** start Listed records **
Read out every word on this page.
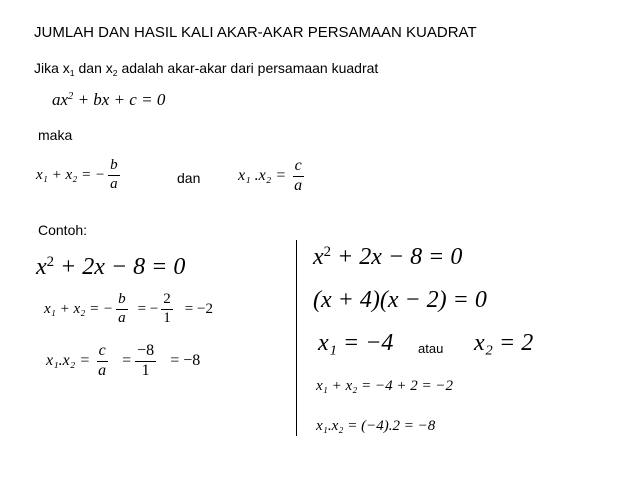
JUMLAH DAN HASIL KALI AKAR-AKAR PERSAMAAN KUADRAT
Jika $x_1$ dan $x_2$ adalah akar-akar dari persamaan kuadrat
$ax^2$ + bx + c = 0
maka
x₁ + x₂ = − $\frac{b}{a}$	dan x₁ $.x_2 = \frac{c}{a}$
Contoh:
$x^2 + 2x - 8 = 0$
x₁ + x₂ = − $\frac{b}{a}$ = − $\frac{2}{1} = -2$
$x_1.x_2 = \frac{c}{a} = \frac{-8}{1} = -8$
$x^2 + 2x - 8 = 0$
(x + 4)(x − 2) = 0
x₁ = −4 atau x₂ = 2
x₁ + x₂ = −4 + 2 = −2
x₁.x₂ = (−4).2 = −8
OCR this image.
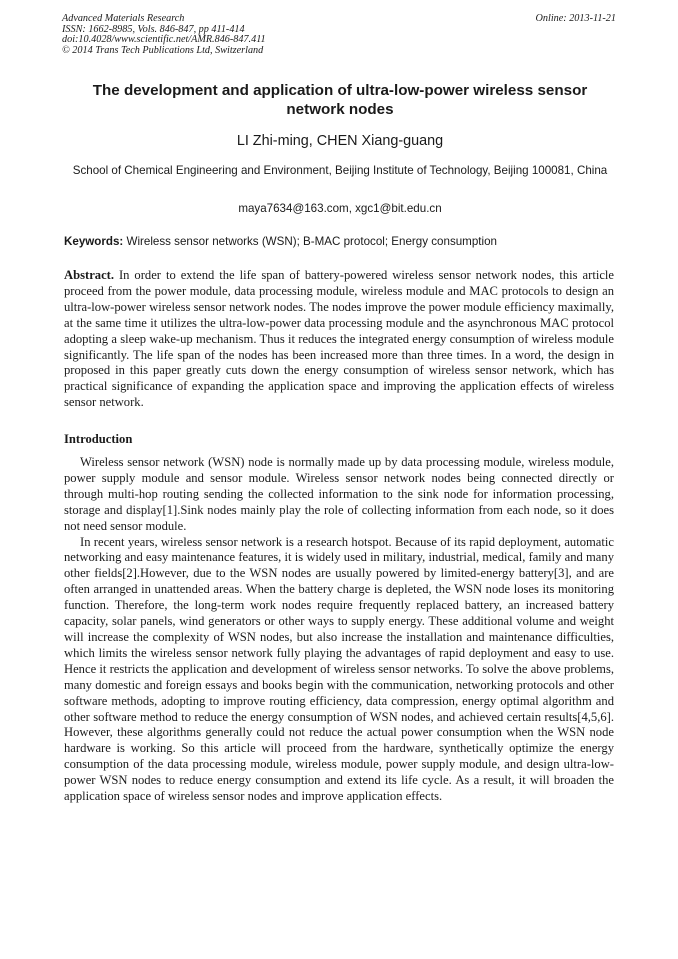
Advanced Materials Research
ISSN: 1662-8985, Vols. 846-847, pp 411-414
doi:10.4028/www.scientific.net/AMR.846-847.411
© 2014 Trans Tech Publications Ltd, Switzerland
Online: 2013-11-21
The development and application of ultra-low-power wireless sensor network nodes
LI Zhi-ming, CHEN Xiang-guang
School of Chemical Engineering and Environment, Beijing Institute of Technology, Beijing 100081, China
maya7634@163.com, xgc1@bit.edu.cn
Keywords: Wireless sensor networks (WSN); B-MAC protocol; Energy consumption
Abstract. In order to extend the life span of battery-powered wireless sensor network nodes, this article proceed from the power module, data processing module, wireless module and MAC protocols to design an ultra-low-power wireless sensor network nodes. The nodes improve the power module efficiency maximally, at the same time it utilizes the ultra-low-power data processing module and the asynchronous MAC protocol adopting a sleep wake-up mechanism. Thus it reduces the integrated energy consumption of wireless module significantly. The life span of the nodes has been increased more than three times. In a word, the design in proposed in this paper greatly cuts down the energy consumption of wireless sensor network, which has practical significance of expanding the application space and improving the application effects of wireless sensor network.
Introduction

Wireless sensor network (WSN) node is normally made up by data processing module, wireless module, power supply module and sensor module. Wireless sensor network nodes being connected directly or through multi-hop routing sending the collected information to the sink node for information processing, storage and display[1].Sink nodes mainly play the role of collecting information from each node, so it does not need sensor module.

In recent years, wireless sensor network is a research hotspot. Because of its rapid deployment, automatic networking and easy maintenance features, it is widely used in military, industrial, medical, family and many other fields[2].However, due to the WSN nodes are usually powered by limited-energy battery[3], and are often arranged in unattended areas. When the battery charge is depleted, the WSN node loses its monitoring function. Therefore, the long-term work nodes require frequently replaced battery, an increased battery capacity, solar panels, wind generators or other ways to supply energy. These additional volume and weight will increase the complexity of WSN nodes, but also increase the installation and maintenance difficulties, which limits the wireless sensor network fully playing the advantages of rapid deployment and easy to use. Hence it restricts the application and development of wireless sensor networks. To solve the above problems, many domestic and foreign essays and books begin with the communication, networking protocols and other software methods, adopting to improve routing efficiency, data compression, energy optimal algorithm and other software method to reduce the energy consumption of WSN nodes, and achieved certain results[4,5,6]. However, these algorithms generally could not reduce the actual power consumption when the WSN node hardware is working. So this article will proceed from the hardware, synthetically optimize the energy consumption of the data processing module, wireless module, power supply module, and design ultra-low-power WSN nodes to reduce energy consumption and extend its life cycle. As a result, it will broaden the application space of wireless sensor nodes and improve application effects.
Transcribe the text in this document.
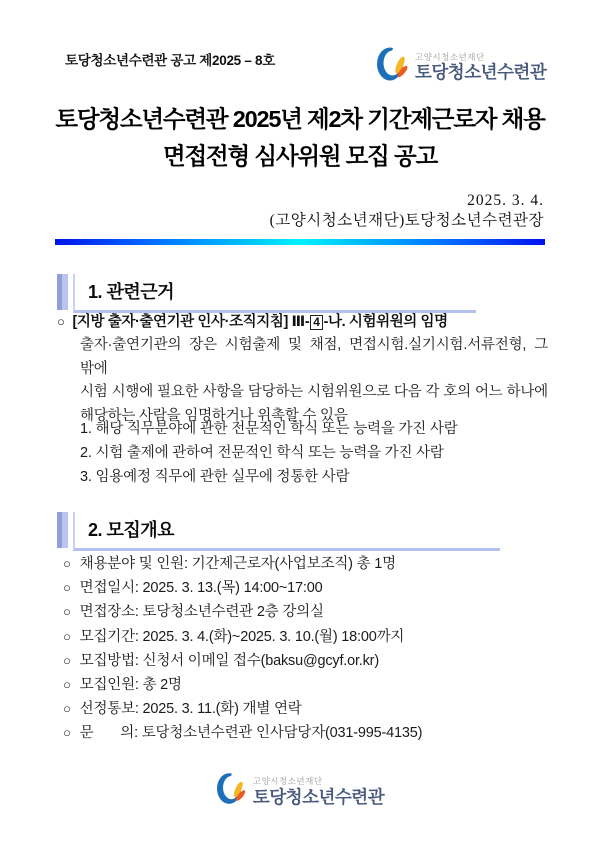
토당청소년수련관 공고 제2025 – 8호	고양시청소년재단
토당청소년수련관
토당청소년수련관 2025년 제2차 기간제근로자 채용
면접전형 심사위원 모집 공고
2025. 3. 4.
(고양시청소년재단)토당청소년수련관장
1. 관련근거
○ [지방 출자·출연기관 인사·조직지침] Ⅲ- 4 -나. 시험위원의 임명
출자·출연기관의 장은 시험출제 및 채점, 면접시험.실기시험.서류전형, 그 밖에
시험 시행에 필요한 사항을 담당하는 시험위원으로 다음 각 호의 어느 하나에
해당하는 사람을 임명하거나 위촉할 수 있음
1. 해당 직무분야에 관한 전문적인 학식 또는 능력을 가진 사람
2. 시험 출제에 관하여 전문적인 학식 또는 능력을 가진 사람
3. 임용예정 직무에 관한 실무에 정통한 사람
2. 모집개요
○ 채용분야 및 인원: 기간제근로자(사업보조직) 총 1명
○ 면접일시: 2025. 3. 13.(목) 14:00~17:00
○ 면접장소: 토당청소년수련관 2층 강의실
○ 모집기간: 2025. 3. 4.(화)~2025. 3. 10.(월) 18:00까지
○ 모집방법: 신청서 이메일 접수(baksu@gcyf.or.kr)
○ 모집인원: 총 2명
○ 선정통보: 2025. 3. 11.(화) 개별 연락
○ 문       의: 토당청소년수련관 인사담당자(031-995-4135)
고양시청소년재단
토당청소년수련관
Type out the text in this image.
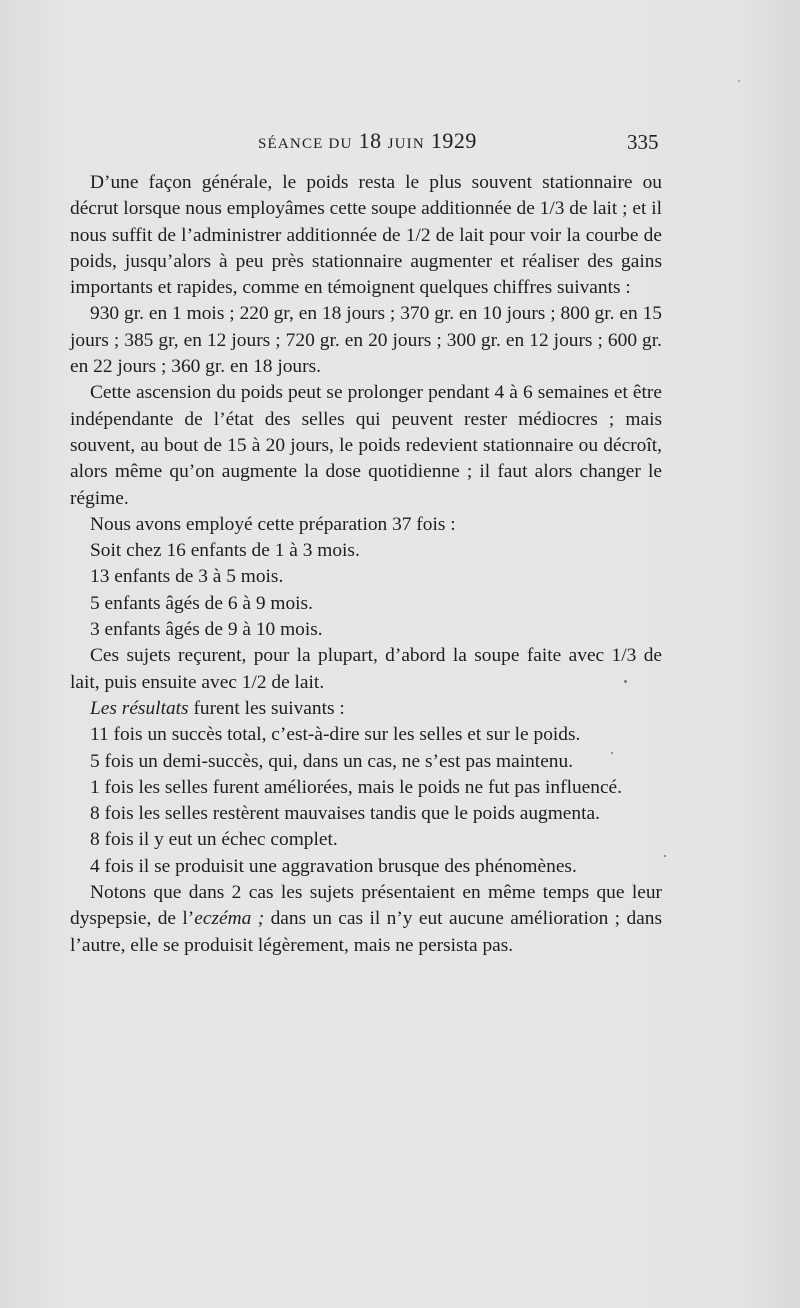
SÉANCE DU 18 JUIN 1929	335

D’une façon générale, le poids resta le plus souvent stationnaire ou décrut lorsque nous employâmes cette soupe additionnée de 1/3 de lait ; et il nous suffit de l’administrer additionnée de 1/2 de lait pour voir la courbe de poids, jusqu’alors à peu près stationnaire augmenter et réaliser des gains importants et rapides, comme en témoignent quelques chiffres suivants :

930 gr. en 1 mois ; 220 gr, en 18 jours ; 370 gr. en 10 jours ; 800 gr. en 15 jours ; 385 gr, en 12 jours ; 720 gr. en 20 jours ; 300 gr. en 12 jours ; 600 gr. en 22 jours ; 360 gr. en 18 jours.

Cette ascension du poids peut se prolonger pendant 4 à 6 semaines et être indépendante de l’état des selles qui peuvent rester médiocres ; mais souvent, au bout de 15 à 20 jours, le poids redevient stationnaire ou décroît, alors même qu’on augmente la dose quotidienne ; il faut alors changer le régime.

Nous avons employé cette préparation 37 fois :

Soit chez 16 enfants de 1 à 3 mois.

13 enfants de 3 à 5 mois.

5 enfants âgés de 6 à 9 mois.

3 enfants âgés de 9 à 10 mois.

Ces sujets reçurent, pour la plupart, d’abord la soupe faite avec 1/3 de lait, puis ensuite avec 1/2 de lait.

Les résultats furent les suivants :

11 fois un succès total, c’est-à-dire sur les selles et sur le poids.

5 fois un demi-succès, qui, dans un cas, ne s’est pas maintenu.

1 fois les selles furent améliorées, mais le poids ne fut pas influencé.

8 fois les selles restèrent mauvaises tandis que le poids augmenta.

8 fois il y eut un échec complet.

4 fois il se produisit une aggravation brusque des phénomènes.

Notons que dans 2 cas les sujets présentaient en même temps que leur dyspepsie, de l’eczéma ; dans un cas il n’y eut aucune amélioration ; dans l’autre, elle se produisit légèrement, mais ne persista pas.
** end Listed records **
> **What the task requires**: Every entry above is to be set down exactly; the pictures are to be left out.

> **Written answer**:
Read out every word on this page.
JUMLAH DAN HASIL KALI AKAR-AKAR PERSAMAAN KUADRAT
Jika $x_1$ dan $x_2$ adalah akar-akar dari persamaan kuadrat
$ax^2$ + bx + c = 0
maka
x₁ + x₂ = − $\frac{b}{a}$	dan x₁ $.x_2 = \frac{c}{a}$
Contoh:
$x^2 + 2x - 8 = 0$
x₁ + x₂ = − $\frac{b}{a}$ = − $\frac{2}{1} = -2$
$x_1.x_2 = \frac{c}{a} = \frac{-8}{1} = -8$
$x^2 + 2x - 8 = 0$
(x + 4)(x − 2) = 0
x₁ = −4 atau x₂ = 2
x₁ + x₂ = −4 + 2 = −2
x₁.x₂ = (−4).2 = −8
OCR this image.
Advanced Materials Research
ISSN: 1662-8985, Vols. 846-847, pp 411-414
doi:10.4028/www.scientific.net/AMR.846-847.411
© 2014 Trans Tech Publications Ltd, Switzerland
Online: 2013-11-21
The development and application of ultra-low-power wireless sensor network nodes
LI Zhi-ming, CHEN Xiang-guang
School of Chemical Engineering and Environment, Beijing Institute of Technology, Beijing 100081, China
maya7634@163.com, xgc1@bit.edu.cn
Keywords: Wireless sensor networks (WSN); B-MAC protocol; Energy consumption
Abstract. In order to extend the life span of battery-powered wireless sensor network nodes, this article proceed from the power module, data processing module, wireless module and MAC protocols to design an ultra-low-power wireless sensor network nodes. The nodes improve the power module efficiency maximally, at the same time it utilizes the ultra-low-power data processing module and the asynchronous MAC protocol adopting a sleep wake-up mechanism. Thus it reduces the integrated energy consumption of wireless module significantly. The life span of the nodes has been increased more than three times. In a word, the design in proposed in this paper greatly cuts down the energy consumption of wireless sensor network, which has practical significance of expanding the application space and improving the application effects of wireless sensor network.
Introduction

Wireless sensor network (WSN) node is normally made up by data processing module, wireless module, power supply module and sensor module. Wireless sensor network nodes being connected directly or through multi-hop routing sending the collected information to the sink node for information processing, storage and display[1].Sink nodes mainly play the role of collecting information from each node, so it does not need sensor module.

In recent years, wireless sensor network is a research hotspot. Because of its rapid deployment, automatic networking and easy maintenance features, it is widely used in military, industrial, medical, family and many other fields[2].However, due to the WSN nodes are usually powered by limited-energy battery[3], and are often arranged in unattended areas. When the battery charge is depleted, the WSN node loses its monitoring function. Therefore, the long-term work nodes require frequently replaced battery, an increased battery capacity, solar panels, wind generators or other ways to supply energy. These additional volume and weight will increase the complexity of WSN nodes, but also increase the installation and maintenance difficulties, which limits the wireless sensor network fully playing the advantages of rapid deployment and easy to use. Hence it restricts the application and development of wireless sensor networks. To solve the above problems, many domestic and foreign essays and books begin with the communication, networking protocols and other software methods, adopting to improve routing efficiency, data compression, energy optimal algorithm and other software method to reduce the energy consumption of WSN nodes, and achieved certain results[4,5,6]. However, these algorithms generally could not reduce the actual power consumption when the WSN node hardware is working. So this article will proceed from the hardware, synthetically optimize the energy consumption of the data processing module, wireless module, power supply module, and design ultra-low-power WSN nodes to reduce energy consumption and extend its life cycle. As a result, it will broaden the application space of wireless sensor nodes and improve application effects.
Transcribe the text in this document.
토당청소년수련관 공고 제2025 – 8호	고양시청소년재단
토당청소년수련관
토당청소년수련관 2025년 제2차 기간제근로자 채용
면접전형 심사위원 모집 공고
2025. 3. 4.
(고양시청소년재단)토당청소년수련관장
1. 관련근거
○ [지방 출자·출연기관 인사·조직지침] Ⅲ- 4 -나. 시험위원의 임명
출자·출연기관의 장은 시험출제 및 채점, 면접시험.실기시험.서류전형, 그 밖에
시험 시행에 필요한 사항을 담당하는 시험위원으로 다음 각 호의 어느 하나에
해당하는 사람을 임명하거나 위촉할 수 있음
1. 해당 직무분야에 관한 전문적인 학식 또는 능력을 가진 사람
2. 시험 출제에 관하여 전문적인 학식 또는 능력을 가진 사람
3. 임용예정 직무에 관한 실무에 정통한 사람
2. 모집개요
○ 채용분야 및 인원: 기간제근로자(사업보조직) 총 1명
○ 면접일시: 2025. 3. 13.(목) 14:00~17:00
○ 면접장소: 토당청소년수련관 2층 강의실
○ 모집기간: 2025. 3. 4.(화)~2025. 3. 10.(월) 18:00까지
○ 모집방법: 신청서 이메일 접수(baksu@gcyf.or.kr)
○ 모집인원: 총 2명
○ 선정통보: 2025. 3. 11.(화) 개별 연락
○ 문       의: 토당청소년수련관 인사담당자(031-995-4135)
고양시청소년재단
토당청소년수련관
Type out the text in this image.
SÉANCE DU 18 JUIN 1929	335

D’une façon générale, le poids resta le plus souvent stationnaire ou décrut lorsque nous employâmes cette soupe additionnée de 1/3 de lait ; et il nous suffit de l’administrer additionnée de 1/2 de lait pour voir la courbe de poids, jusqu’alors à peu près stationnaire augmenter et réaliser des gains importants et rapides, comme en témoignent quelques chiffres suivants :

930 gr. en 1 mois ; 220 gr, en 18 jours ; 370 gr. en 10 jours ; 800 gr. en 15 jours ; 385 gr, en 12 jours ; 720 gr. en 20 jours ; 300 gr. en 12 jours ; 600 gr. en 22 jours ; 360 gr. en 18 jours.

Cette ascension du poids peut se prolonger pendant 4 à 6 semaines et être indépendante de l’état des selles qui peuvent rester médiocres ; mais souvent, au bout de 15 à 20 jours, le poids redevient stationnaire ou décroît, alors même qu’on augmente la dose quotidienne ; il faut alors changer le régime.

Nous avons employé cette préparation 37 fois :

Soit chez 16 enfants de 1 à 3 mois.

13 enfants de 3 à 5 mois.

5 enfants âgés de 6 à 9 mois.

3 enfants âgés de 9 à 10 mois.

Ces sujets reçurent, pour la plupart, d’abord la soupe faite avec 1/3 de lait, puis ensuite avec 1/2 de lait.

Les résultats furent les suivants :

11 fois un succès total, c’est-à-dire sur les selles et sur le poids.

5 fois un demi-succès, qui, dans un cas, ne s’est pas maintenu.

1 fois les selles furent améliorées, mais le poids ne fut pas influencé.

8 fois les selles restèrent mauvaises tandis que le poids augmenta.

8 fois il y eut un échec complet.

4 fois il se produisit une aggravation brusque des phénomènes.

Notons que dans 2 cas les sujets présentaient en même temps que leur dyspepsie, de l’eczéma ; dans un cas il n’y eut aucune amélioration ; dans l’autre, elle se produisit légèrement, mais ne persista pas.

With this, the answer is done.